TASK INPUT:
........

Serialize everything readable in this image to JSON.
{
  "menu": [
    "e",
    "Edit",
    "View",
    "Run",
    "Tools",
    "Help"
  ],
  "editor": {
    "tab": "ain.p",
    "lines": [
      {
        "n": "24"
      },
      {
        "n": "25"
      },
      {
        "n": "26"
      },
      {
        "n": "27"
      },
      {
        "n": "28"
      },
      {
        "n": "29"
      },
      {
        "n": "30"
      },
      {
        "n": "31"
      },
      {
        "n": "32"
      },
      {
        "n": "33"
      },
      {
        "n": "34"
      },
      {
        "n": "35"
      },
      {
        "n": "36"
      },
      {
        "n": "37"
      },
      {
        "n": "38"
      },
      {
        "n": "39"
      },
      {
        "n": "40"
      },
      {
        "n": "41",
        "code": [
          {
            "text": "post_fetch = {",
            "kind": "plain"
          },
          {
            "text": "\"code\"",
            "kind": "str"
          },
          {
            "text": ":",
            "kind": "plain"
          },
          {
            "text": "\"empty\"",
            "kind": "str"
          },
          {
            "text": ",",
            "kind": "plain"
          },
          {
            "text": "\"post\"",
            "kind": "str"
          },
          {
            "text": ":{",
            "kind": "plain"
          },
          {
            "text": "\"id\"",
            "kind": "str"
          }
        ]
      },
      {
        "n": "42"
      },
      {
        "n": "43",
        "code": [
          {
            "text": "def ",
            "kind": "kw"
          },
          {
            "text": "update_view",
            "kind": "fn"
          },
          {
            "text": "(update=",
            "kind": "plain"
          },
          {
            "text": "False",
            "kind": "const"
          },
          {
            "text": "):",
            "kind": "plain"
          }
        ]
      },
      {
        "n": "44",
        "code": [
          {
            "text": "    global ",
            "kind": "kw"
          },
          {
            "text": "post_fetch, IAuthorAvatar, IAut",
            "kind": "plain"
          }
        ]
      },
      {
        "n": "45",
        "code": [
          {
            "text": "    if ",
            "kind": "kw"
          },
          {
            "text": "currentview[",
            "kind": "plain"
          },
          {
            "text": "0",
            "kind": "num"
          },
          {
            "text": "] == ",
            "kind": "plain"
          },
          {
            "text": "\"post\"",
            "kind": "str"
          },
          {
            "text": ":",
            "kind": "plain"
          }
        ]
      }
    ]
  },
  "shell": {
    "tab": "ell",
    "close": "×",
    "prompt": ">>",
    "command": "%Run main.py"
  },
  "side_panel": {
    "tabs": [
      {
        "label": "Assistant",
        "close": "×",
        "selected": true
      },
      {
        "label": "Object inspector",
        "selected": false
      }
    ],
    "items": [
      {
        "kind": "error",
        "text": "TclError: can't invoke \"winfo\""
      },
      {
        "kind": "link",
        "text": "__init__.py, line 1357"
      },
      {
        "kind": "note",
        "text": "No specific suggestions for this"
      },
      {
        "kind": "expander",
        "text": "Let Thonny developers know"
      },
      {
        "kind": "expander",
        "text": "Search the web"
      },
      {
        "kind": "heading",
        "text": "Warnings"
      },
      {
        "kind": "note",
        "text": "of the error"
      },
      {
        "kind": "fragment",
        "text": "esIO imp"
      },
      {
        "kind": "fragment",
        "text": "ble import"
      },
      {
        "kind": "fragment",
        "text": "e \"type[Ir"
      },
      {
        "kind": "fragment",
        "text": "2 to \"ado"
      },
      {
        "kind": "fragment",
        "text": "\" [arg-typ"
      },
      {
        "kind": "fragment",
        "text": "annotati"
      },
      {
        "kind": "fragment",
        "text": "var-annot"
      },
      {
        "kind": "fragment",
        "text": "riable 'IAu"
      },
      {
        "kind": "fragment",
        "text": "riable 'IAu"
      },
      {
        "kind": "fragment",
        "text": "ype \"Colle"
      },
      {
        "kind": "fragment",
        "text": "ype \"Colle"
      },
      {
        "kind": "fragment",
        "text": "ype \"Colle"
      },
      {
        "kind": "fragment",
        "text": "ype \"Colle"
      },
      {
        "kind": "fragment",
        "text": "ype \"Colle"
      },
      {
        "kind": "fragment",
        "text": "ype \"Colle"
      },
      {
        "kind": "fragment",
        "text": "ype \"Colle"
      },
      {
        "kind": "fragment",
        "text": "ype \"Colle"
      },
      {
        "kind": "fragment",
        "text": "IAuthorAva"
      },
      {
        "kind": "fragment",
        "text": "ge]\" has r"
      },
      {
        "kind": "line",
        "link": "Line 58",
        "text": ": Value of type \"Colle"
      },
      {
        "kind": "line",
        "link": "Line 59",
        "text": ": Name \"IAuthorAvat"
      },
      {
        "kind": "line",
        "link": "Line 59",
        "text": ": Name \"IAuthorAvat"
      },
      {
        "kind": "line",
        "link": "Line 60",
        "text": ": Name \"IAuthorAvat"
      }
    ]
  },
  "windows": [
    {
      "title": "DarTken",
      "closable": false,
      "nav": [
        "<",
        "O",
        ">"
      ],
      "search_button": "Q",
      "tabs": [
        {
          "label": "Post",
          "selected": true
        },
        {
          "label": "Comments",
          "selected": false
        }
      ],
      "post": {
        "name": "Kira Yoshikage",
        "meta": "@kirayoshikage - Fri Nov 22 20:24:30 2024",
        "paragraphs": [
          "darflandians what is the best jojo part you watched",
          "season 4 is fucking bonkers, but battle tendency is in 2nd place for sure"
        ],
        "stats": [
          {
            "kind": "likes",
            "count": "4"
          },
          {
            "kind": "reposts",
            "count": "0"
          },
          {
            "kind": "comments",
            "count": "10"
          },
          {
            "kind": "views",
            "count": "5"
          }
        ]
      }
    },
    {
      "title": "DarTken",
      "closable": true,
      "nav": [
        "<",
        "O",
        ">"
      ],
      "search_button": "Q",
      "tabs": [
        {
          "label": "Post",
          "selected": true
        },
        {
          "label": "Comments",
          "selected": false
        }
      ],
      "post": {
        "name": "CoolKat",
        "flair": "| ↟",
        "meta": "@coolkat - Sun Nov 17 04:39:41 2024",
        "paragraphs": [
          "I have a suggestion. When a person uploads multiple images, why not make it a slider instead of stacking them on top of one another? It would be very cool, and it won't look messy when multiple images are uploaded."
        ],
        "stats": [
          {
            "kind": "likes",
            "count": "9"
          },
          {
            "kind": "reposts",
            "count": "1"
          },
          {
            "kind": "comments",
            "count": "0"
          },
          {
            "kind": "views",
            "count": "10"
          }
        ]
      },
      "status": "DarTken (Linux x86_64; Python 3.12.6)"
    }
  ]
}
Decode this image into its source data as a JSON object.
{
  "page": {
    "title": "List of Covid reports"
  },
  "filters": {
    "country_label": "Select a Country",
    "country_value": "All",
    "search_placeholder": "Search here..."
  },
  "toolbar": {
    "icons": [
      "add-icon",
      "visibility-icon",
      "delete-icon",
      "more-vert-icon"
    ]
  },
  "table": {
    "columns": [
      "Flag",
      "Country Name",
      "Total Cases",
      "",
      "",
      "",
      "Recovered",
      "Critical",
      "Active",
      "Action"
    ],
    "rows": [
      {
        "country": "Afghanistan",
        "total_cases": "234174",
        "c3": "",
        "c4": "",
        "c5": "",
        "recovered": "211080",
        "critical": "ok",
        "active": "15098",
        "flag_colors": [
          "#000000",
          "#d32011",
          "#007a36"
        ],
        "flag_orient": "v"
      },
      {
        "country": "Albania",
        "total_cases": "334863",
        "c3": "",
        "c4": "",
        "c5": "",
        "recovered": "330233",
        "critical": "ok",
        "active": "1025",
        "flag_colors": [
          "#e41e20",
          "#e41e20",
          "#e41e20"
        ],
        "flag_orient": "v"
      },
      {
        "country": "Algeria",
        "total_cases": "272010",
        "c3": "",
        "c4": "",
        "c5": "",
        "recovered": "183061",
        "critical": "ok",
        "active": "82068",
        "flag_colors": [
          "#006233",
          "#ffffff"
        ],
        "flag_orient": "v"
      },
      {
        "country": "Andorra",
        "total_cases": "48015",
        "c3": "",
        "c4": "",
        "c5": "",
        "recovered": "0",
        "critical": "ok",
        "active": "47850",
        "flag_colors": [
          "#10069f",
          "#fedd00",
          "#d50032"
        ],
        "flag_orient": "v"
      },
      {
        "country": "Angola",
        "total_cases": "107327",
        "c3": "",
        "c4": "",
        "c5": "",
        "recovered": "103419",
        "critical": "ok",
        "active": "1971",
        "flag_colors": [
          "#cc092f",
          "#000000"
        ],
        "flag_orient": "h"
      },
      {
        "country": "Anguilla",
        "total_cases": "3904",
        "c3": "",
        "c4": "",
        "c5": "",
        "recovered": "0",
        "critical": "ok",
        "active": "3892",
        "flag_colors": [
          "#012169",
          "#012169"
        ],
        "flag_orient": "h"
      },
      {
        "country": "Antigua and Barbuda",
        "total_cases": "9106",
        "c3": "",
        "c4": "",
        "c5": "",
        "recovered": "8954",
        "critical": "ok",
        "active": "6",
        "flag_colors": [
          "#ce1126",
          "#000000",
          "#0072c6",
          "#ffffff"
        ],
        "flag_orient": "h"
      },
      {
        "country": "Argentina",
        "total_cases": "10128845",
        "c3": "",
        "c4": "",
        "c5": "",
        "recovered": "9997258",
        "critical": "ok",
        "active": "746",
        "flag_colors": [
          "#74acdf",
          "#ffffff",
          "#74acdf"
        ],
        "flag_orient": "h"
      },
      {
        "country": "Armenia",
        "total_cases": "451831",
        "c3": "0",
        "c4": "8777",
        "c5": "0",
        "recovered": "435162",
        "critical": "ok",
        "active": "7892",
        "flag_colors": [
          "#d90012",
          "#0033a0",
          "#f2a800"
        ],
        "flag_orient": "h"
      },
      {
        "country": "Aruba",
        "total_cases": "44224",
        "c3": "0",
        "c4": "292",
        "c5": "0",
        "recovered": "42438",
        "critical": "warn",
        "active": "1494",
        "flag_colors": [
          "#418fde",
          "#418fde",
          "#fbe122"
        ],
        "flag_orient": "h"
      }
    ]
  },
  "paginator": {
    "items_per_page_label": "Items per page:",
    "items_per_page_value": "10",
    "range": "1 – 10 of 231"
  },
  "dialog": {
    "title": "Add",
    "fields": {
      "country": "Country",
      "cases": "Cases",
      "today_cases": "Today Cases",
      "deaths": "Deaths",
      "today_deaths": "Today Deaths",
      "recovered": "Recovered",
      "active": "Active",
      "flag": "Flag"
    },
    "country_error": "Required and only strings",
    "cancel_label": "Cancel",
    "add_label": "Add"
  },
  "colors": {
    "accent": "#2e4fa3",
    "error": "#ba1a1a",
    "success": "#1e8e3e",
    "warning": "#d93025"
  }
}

........

GOAL OF THE EXERCISE:
Show every line of the listing in which the string "type" can be found.

TASK ANSWER:
        "text": "e \"type[Ir"
        "text": ": Value of type \"Colle"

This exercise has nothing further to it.